§ Exercise details: Using the data below, determine the number of lines that include the string "name". Write only that number.

§ Given information:
^^^^^^^^

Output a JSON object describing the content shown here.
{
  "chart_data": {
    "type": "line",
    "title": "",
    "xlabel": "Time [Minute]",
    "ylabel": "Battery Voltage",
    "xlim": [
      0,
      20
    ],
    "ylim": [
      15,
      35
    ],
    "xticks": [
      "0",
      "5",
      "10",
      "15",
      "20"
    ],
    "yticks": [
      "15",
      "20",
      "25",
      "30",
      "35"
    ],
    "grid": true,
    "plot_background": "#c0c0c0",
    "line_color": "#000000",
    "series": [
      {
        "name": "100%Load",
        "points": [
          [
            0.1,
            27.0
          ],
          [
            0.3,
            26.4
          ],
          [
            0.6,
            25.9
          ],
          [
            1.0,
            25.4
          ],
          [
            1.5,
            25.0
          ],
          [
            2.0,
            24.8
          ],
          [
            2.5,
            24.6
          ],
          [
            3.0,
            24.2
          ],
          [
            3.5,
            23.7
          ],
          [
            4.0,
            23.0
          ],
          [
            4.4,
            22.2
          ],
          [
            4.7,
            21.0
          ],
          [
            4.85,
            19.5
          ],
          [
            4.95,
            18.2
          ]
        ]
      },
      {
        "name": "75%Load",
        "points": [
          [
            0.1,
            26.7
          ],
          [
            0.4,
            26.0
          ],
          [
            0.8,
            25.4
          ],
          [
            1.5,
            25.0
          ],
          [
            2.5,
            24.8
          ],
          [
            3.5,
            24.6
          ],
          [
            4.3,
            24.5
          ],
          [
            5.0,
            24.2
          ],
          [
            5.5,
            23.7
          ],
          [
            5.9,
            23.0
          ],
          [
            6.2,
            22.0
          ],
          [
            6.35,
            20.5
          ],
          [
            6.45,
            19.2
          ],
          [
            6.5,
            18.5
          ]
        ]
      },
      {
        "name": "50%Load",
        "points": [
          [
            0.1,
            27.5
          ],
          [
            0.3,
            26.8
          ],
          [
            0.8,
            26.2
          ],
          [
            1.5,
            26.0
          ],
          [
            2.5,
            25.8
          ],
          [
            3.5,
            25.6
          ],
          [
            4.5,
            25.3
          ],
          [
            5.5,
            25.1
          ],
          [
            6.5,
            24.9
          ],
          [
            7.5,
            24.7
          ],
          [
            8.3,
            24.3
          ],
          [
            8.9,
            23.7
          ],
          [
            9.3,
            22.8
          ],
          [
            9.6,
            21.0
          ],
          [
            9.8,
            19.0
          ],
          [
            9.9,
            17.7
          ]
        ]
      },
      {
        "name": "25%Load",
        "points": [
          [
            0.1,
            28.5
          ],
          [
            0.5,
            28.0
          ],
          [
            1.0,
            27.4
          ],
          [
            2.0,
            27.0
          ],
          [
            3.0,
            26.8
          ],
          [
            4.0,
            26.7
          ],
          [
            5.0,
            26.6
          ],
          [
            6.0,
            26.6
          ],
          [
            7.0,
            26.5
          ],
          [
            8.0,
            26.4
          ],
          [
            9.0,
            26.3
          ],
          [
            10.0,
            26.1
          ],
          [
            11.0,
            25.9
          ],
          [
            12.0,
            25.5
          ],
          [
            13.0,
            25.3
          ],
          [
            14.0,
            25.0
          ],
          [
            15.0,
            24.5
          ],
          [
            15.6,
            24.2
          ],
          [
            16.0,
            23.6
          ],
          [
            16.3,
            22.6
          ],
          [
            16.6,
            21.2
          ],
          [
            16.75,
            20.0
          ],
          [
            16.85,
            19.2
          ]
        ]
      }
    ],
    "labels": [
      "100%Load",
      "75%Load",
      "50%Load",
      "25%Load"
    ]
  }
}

^^^^^^^^

§ Full output: 4